Material.
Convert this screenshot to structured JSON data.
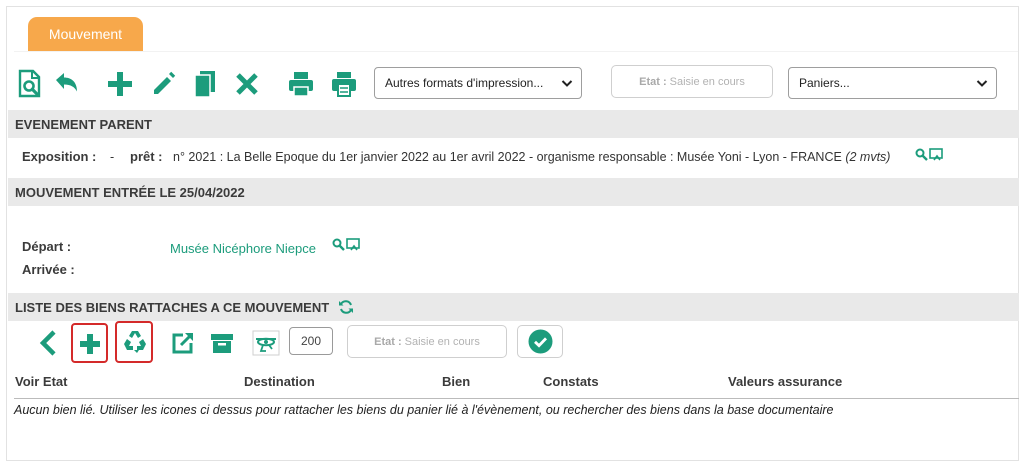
{
  "tab": {
    "label": "Mouvement"
  },
  "toolbar": {
    "icons": [
      "search-document-icon",
      "back-arrow-icon",
      "plus-icon",
      "pencil-icon",
      "copy-icon",
      "close-icon",
      "print-icon",
      "print-alt-icon"
    ],
    "print_formats_select": "Autres formats d'impression...",
    "state_label": "Etat :",
    "state_value": "Saisie en cours",
    "baskets_select": "Paniers..."
  },
  "parent_event": {
    "heading": "EVENEMENT PARENT",
    "exposition_label": "Exposition :",
    "exposition_value": "-",
    "loan_label": "prêt :",
    "loan_text": "n° 2021 : La Belle Epoque du 1er janvier 2022 au 1er avril 2022 - organisme responsable : Musée Yoni - Lyon - FRANCE",
    "loan_count": "(2 mvts)"
  },
  "movement": {
    "heading": "MOUVEMENT ENTRÉE LE 25/04/2022",
    "departure_label": "Départ :",
    "departure_value": "Musée Nicéphore Niepce",
    "arrival_label": "Arrivée :"
  },
  "assets": {
    "heading": "LISTE DES BIENS RATTACHES A CE MOUVEMENT",
    "quantity": "200",
    "state_label": "Etat :",
    "state_value": "Saisie en cours",
    "columns": [
      "Voir Etat",
      "Destination",
      "Bien",
      "Constats",
      "Valeurs assurance"
    ],
    "empty_message": "Aucun bien lié. Utiliser les icones ci dessus pour rattacher les biens du panier lié à l'évènement, ou rechercher des biens dans la base documentaire"
  },
  "colors": {
    "accent": "#1c9c7c",
    "tab": "#f7a84b",
    "section_bg": "#e9e9e9",
    "highlight": "#d42a2a"
  }
}
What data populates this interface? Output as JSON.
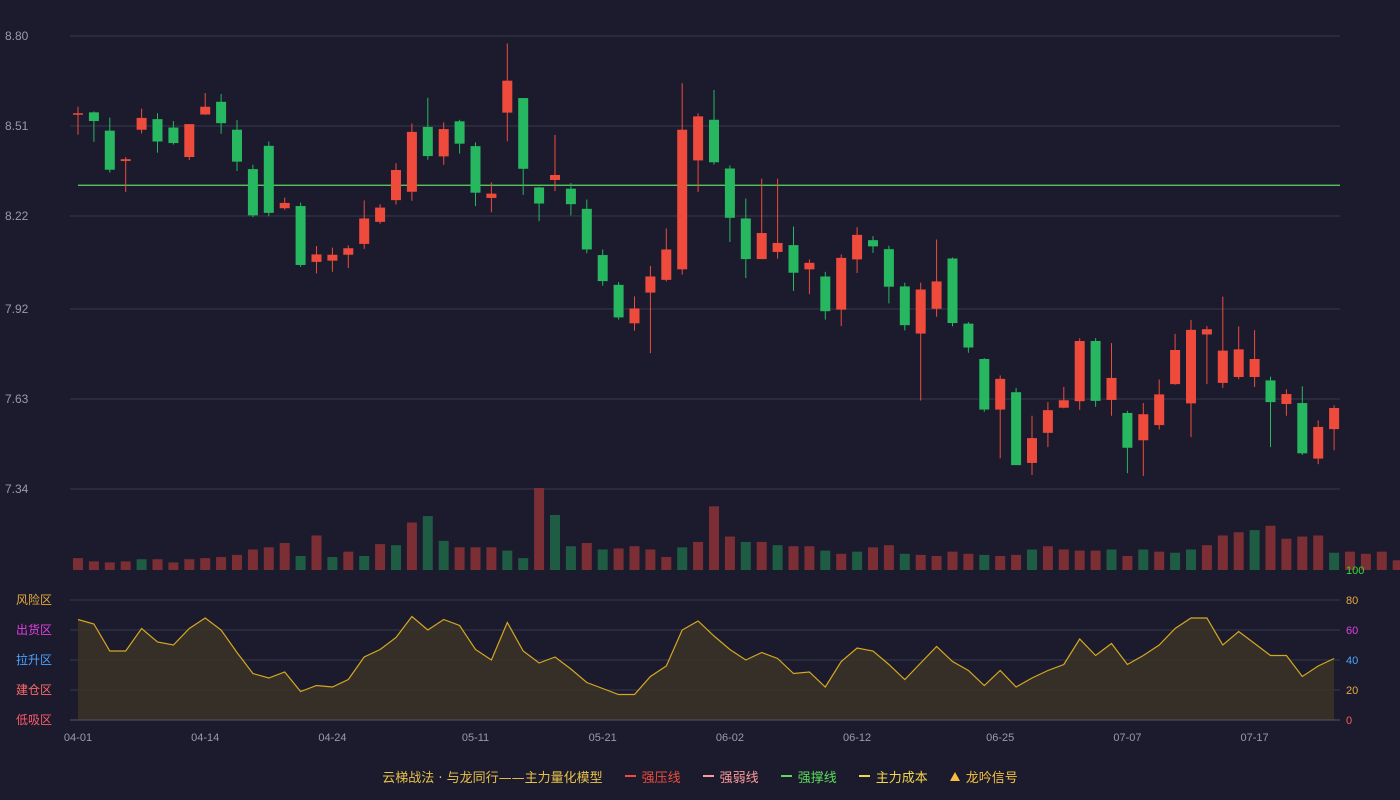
{
  "chart_data": {
    "type": "candlestick",
    "title": "",
    "dates": [
      "04-01",
      "04-02",
      "04-03",
      "04-07",
      "04-08",
      "04-09",
      "04-10",
      "04-11",
      "04-14",
      "04-15",
      "04-16",
      "04-17",
      "04-18",
      "04-21",
      "04-22",
      "04-23",
      "04-24",
      "04-25",
      "04-28",
      "04-29",
      "04-30",
      "05-06",
      "05-07",
      "05-08",
      "05-09",
      "05-11",
      "05-12",
      "05-13",
      "05-14",
      "05-15",
      "05-16",
      "05-19",
      "05-20",
      "05-21",
      "05-22",
      "05-23",
      "05-26",
      "05-27",
      "05-28",
      "05-29",
      "05-30",
      "06-02",
      "06-03",
      "06-04",
      "06-05",
      "06-06",
      "06-09",
      "06-10",
      "06-11",
      "06-12",
      "06-13",
      "06-16",
      "06-17",
      "06-18",
      "06-19",
      "06-20",
      "06-23",
      "06-24",
      "06-25",
      "06-26",
      "06-27",
      "06-30",
      "07-01",
      "07-02",
      "07-03",
      "07-04",
      "07-07",
      "07-08",
      "07-09",
      "07-10",
      "07-11",
      "07-14",
      "07-15",
      "07-16",
      "07-17",
      "07-18",
      "07-21",
      "07-22",
      "07-23",
      "07-24",
      "07-25",
      "07-28",
      "07-29",
      "07-30",
      "07-31"
    ],
    "x_tick_labels": [
      "04-01",
      "04-14",
      "04-24",
      "05-11",
      "05-21",
      "06-02",
      "06-12",
      "06-25",
      "07-07",
      "07-17"
    ],
    "price_y_ticks": [
      "8.80",
      "8.51",
      "8.22",
      "7.92",
      "7.63",
      "7.34"
    ],
    "price_ylim": [
      7.34,
      8.8
    ],
    "candles": [
      [
        8.551,
        8.551,
        8.572,
        8.482
      ],
      [
        8.554,
        8.526,
        8.557,
        8.459
      ],
      [
        8.495,
        8.369,
        8.537,
        8.36
      ],
      [
        8.397,
        8.403,
        8.41,
        8.297
      ],
      [
        8.498,
        8.536,
        8.566,
        8.486
      ],
      [
        8.532,
        8.46,
        8.551,
        8.424
      ],
      [
        8.505,
        8.455,
        8.526,
        8.45
      ],
      [
        8.41,
        8.516,
        8.516,
        8.4
      ],
      [
        8.547,
        8.572,
        8.616,
        8.546
      ],
      [
        8.588,
        8.519,
        8.613,
        8.485
      ],
      [
        8.498,
        8.395,
        8.529,
        8.365
      ],
      [
        8.371,
        8.222,
        8.385,
        8.216
      ],
      [
        8.446,
        8.23,
        8.46,
        8.219
      ],
      [
        8.245,
        8.262,
        8.279,
        8.24
      ],
      [
        8.252,
        8.062,
        8.263,
        8.056
      ],
      [
        8.072,
        8.096,
        8.123,
        8.035
      ],
      [
        8.076,
        8.095,
        8.118,
        8.04
      ],
      [
        8.095,
        8.116,
        8.125,
        8.052
      ],
      [
        8.13,
        8.212,
        8.27,
        8.114
      ],
      [
        8.201,
        8.247,
        8.258,
        8.195
      ],
      [
        8.271,
        8.368,
        8.39,
        8.257
      ],
      [
        8.298,
        8.491,
        8.518,
        8.269
      ],
      [
        8.507,
        8.413,
        8.601,
        8.401
      ],
      [
        8.412,
        8.5,
        8.522,
        8.385
      ],
      [
        8.525,
        8.453,
        8.53,
        8.421
      ],
      [
        8.445,
        8.295,
        8.457,
        8.252
      ],
      [
        8.278,
        8.292,
        8.328,
        8.232
      ],
      [
        8.553,
        8.656,
        8.776,
        8.461
      ],
      [
        8.6,
        8.372,
        8.6,
        8.288
      ],
      [
        8.312,
        8.26,
        8.314,
        8.203
      ],
      [
        8.336,
        8.352,
        8.481,
        8.3
      ],
      [
        8.308,
        8.258,
        8.326,
        8.222
      ],
      [
        8.243,
        8.112,
        8.273,
        8.1
      ],
      [
        8.094,
        8.01,
        8.112,
        7.995
      ],
      [
        7.998,
        7.893,
        8.007,
        7.886
      ],
      [
        7.874,
        7.922,
        7.961,
        7.85
      ],
      [
        7.973,
        8.025,
        8.059,
        7.778
      ],
      [
        8.014,
        8.112,
        8.18,
        8.009
      ],
      [
        8.048,
        8.498,
        8.648,
        8.031
      ],
      [
        8.399,
        8.541,
        8.551,
        8.297
      ],
      [
        8.53,
        8.393,
        8.626,
        8.386
      ],
      [
        8.373,
        8.214,
        8.383,
        8.136
      ],
      [
        8.212,
        8.081,
        8.276,
        8.02
      ],
      [
        8.081,
        8.165,
        8.34,
        8.081
      ],
      [
        8.104,
        8.133,
        8.34,
        8.082
      ],
      [
        8.126,
        8.037,
        8.186,
        7.978
      ],
      [
        8.048,
        8.069,
        8.08,
        7.968
      ],
      [
        8.025,
        7.913,
        8.04,
        7.886
      ],
      [
        7.918,
        8.085,
        8.096,
        7.865
      ],
      [
        8.08,
        8.159,
        8.184,
        8.036
      ],
      [
        8.142,
        8.122,
        8.155,
        8.101
      ],
      [
        8.113,
        7.992,
        8.124,
        7.938
      ],
      [
        7.993,
        7.868,
        8.005,
        7.851
      ],
      [
        7.841,
        7.983,
        8.005,
        7.625
      ],
      [
        7.921,
        8.009,
        8.144,
        7.895
      ],
      [
        8.083,
        7.875,
        8.086,
        7.864
      ],
      [
        7.873,
        7.796,
        7.878,
        7.779
      ],
      [
        7.759,
        7.596,
        7.762,
        7.589
      ],
      [
        7.596,
        7.695,
        7.706,
        7.439
      ],
      [
        7.652,
        7.417,
        7.666,
        7.418
      ],
      [
        7.424,
        7.504,
        7.576,
        7.385
      ],
      [
        7.521,
        7.594,
        7.62,
        7.475
      ],
      [
        7.602,
        7.626,
        7.669,
        7.6
      ],
      [
        7.623,
        7.817,
        7.826,
        7.595
      ],
      [
        7.817,
        7.624,
        7.826,
        7.605
      ],
      [
        7.627,
        7.698,
        7.81,
        7.576
      ],
      [
        7.585,
        7.473,
        7.592,
        7.391
      ],
      [
        7.497,
        7.581,
        7.617,
        7.382
      ],
      [
        7.546,
        7.645,
        7.693,
        7.532
      ],
      [
        7.678,
        7.788,
        7.84,
        7.676
      ],
      [
        7.616,
        7.853,
        7.885,
        7.507
      ],
      [
        7.838,
        7.855,
        7.865,
        7.678
      ],
      [
        7.682,
        7.786,
        7.96,
        7.666
      ],
      [
        7.701,
        7.79,
        7.864,
        7.694
      ],
      [
        7.701,
        7.759,
        7.852,
        7.669
      ],
      [
        7.69,
        7.62,
        7.702,
        7.475
      ],
      [
        7.614,
        7.646,
        7.661,
        7.576
      ],
      [
        7.617,
        7.455,
        7.671,
        7.45
      ],
      [
        7.438,
        7.54,
        7.561,
        7.42
      ],
      [
        7.533,
        7.601,
        7.61,
        7.465
      ]
    ],
    "volume": [
      11,
      8,
      7,
      8,
      10,
      10,
      7,
      10,
      11,
      12,
      14,
      19,
      21,
      25,
      13,
      32,
      12,
      17,
      13,
      24,
      23,
      44,
      50,
      27,
      21,
      21,
      21,
      18,
      11,
      76,
      51,
      22,
      25,
      19,
      20,
      22,
      19,
      12,
      21,
      26,
      59,
      31,
      26,
      26,
      23,
      22,
      22,
      18,
      15,
      17,
      21,
      23,
      15,
      14,
      13,
      17,
      15,
      14,
      13,
      14,
      19,
      22,
      19,
      18,
      18,
      19,
      13,
      19,
      17,
      16,
      19,
      23,
      32,
      35,
      37,
      41,
      29,
      31,
      32,
      16,
      17,
      15,
      17,
      9,
      12
    ],
    "volume_colors": [
      "up",
      "up",
      "up",
      "up",
      "down",
      "up",
      "up",
      "up",
      "up",
      "up",
      "up",
      "up",
      "up",
      "up",
      "down",
      "up",
      "down",
      "up",
      "down",
      "up",
      "down",
      "up",
      "down",
      "down",
      "up",
      "up",
      "up",
      "down",
      "down",
      "up",
      "down",
      "down",
      "up",
      "down",
      "up",
      "up",
      "up",
      "up",
      "down",
      "up",
      "up",
      "up",
      "down",
      "up",
      "down",
      "up",
      "up",
      "down",
      "up",
      "down",
      "up",
      "up",
      "down",
      "up",
      "up",
      "up",
      "up",
      "down",
      "up",
      "up",
      "down",
      "up",
      "up",
      "up",
      "up",
      "down",
      "up",
      "down",
      "up",
      "down",
      "down",
      "up",
      "up",
      "up",
      "down",
      "up",
      "up",
      "up",
      "up",
      "down",
      "up",
      "up",
      "up",
      "up",
      "up"
    ],
    "resistance_line": 8.319,
    "indicator": {
      "values": [
        67,
        64,
        46,
        46,
        61,
        52,
        50,
        61,
        68,
        60,
        45,
        31,
        28,
        32,
        19,
        23,
        22,
        27,
        42,
        47,
        55,
        69,
        60,
        67,
        63,
        47,
        40,
        65,
        46,
        38,
        42,
        34,
        25,
        21,
        17,
        17,
        29,
        36,
        60,
        66,
        56,
        47,
        40,
        45,
        41,
        31,
        32,
        22,
        39,
        48,
        46,
        37,
        27,
        38,
        49,
        39,
        33,
        23,
        33,
        22,
        28,
        33,
        37,
        54,
        43,
        51,
        37,
        43,
        50,
        61,
        68,
        68,
        50,
        59,
        51,
        43,
        43,
        29,
        36,
        41
      ],
      "y_ticks": [
        0,
        20,
        40,
        60,
        80,
        100
      ],
      "ylim": [
        0,
        100
      ],
      "zone_labels": [
        "风险区",
        "出货区",
        "拉升区",
        "建仓区",
        "低吸区"
      ],
      "zone_colors": [
        "#e8a93a",
        "#e040e0",
        "#4aa3ff",
        "#ff6b6b",
        "#ff5b6b"
      ]
    },
    "legend": [
      {
        "label": "云梯战法 · 与龙同行——主力量化模型",
        "style": "text",
        "color": "#e8c04a"
      },
      {
        "label": "强压线",
        "style": "solid",
        "color": "#ef4b3c"
      },
      {
        "label": "强弱线",
        "style": "dash",
        "color": "#ff9a9a"
      },
      {
        "label": "强撑线",
        "style": "solid",
        "color": "#5bdc5b"
      },
      {
        "label": "主力成本",
        "style": "dash",
        "color": "#f5d64a"
      },
      {
        "label": "龙吟信号",
        "style": "triangle",
        "color": "#f5c040"
      }
    ],
    "colors": {
      "up": "#ef4b3c",
      "down": "#26b760",
      "vol_up": "#7b2f35",
      "vol_down": "#1f5c44",
      "indicator_line": "#d4a820",
      "grid": "#3a3a4d",
      "support": "#5bdc5b"
    }
  }
}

Your task. Count the lines in the records above that contain the word "JSON", and give only the number.

Output below. 2